Task material:
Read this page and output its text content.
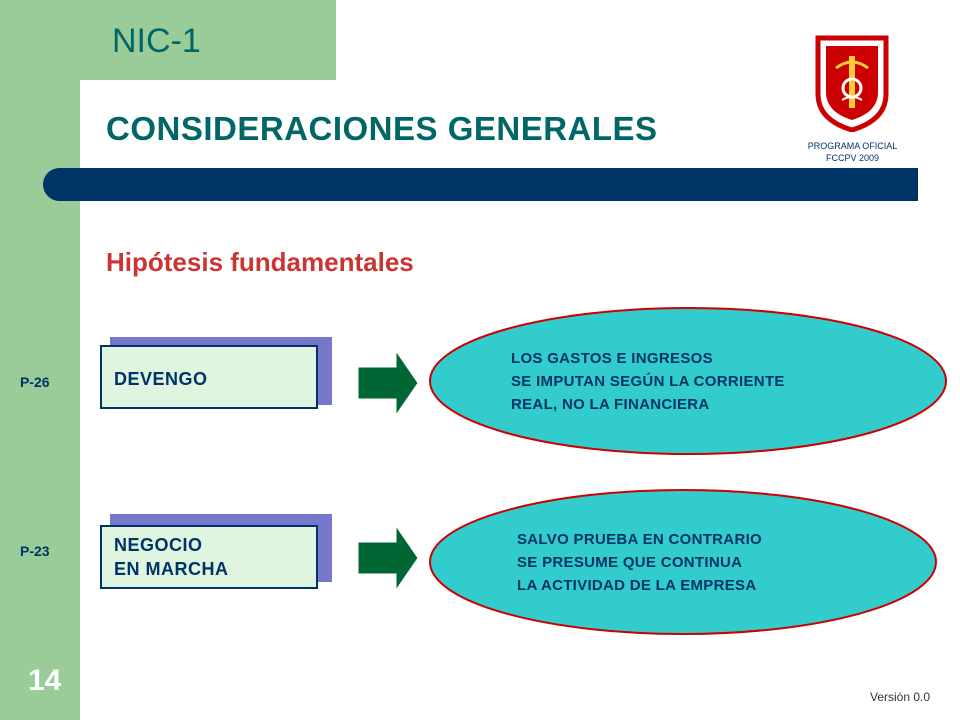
NIC-1
CONSIDERACIONES GENERALES	PROGRAMA OFICIAL
FCCPV 2009
Hipótesis fundamentales
P-26	DEVENGO
LOS GASTOS E INGRESOS
SE IMPUTAN SEGÚN LA CORRIENTE
REAL, NO LA FINANCIERA
P-23	NEGOCIO
EN MARCHA
SALVO PRUEBA EN CONTRARIO
SE PRESUME QUE CONTINUA
LA ACTIVIDAD DE LA EMPRESA
14	Versión 0.0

Problem statement: Extract every line of the data exactly; pictures stay out.

Worked solution:
Read this page and output its text content.
NIC-1
CONSIDERACIONES GENERALES	PROGRAMA OFICIAL
FCCPV 2009
Hipótesis fundamentales
P-26	DEVENGO
LOS GASTOS E INGRESOS
SE IMPUTAN SEGÚN LA CORRIENTE
REAL, NO LA FINANCIERA
P-23	NEGOCIO
EN MARCHA
SALVO PRUEBA EN CONTRARIO
SE PRESUME QUE CONTINUA
LA ACTIVIDAD DE LA EMPRESA
14	Versión 0.0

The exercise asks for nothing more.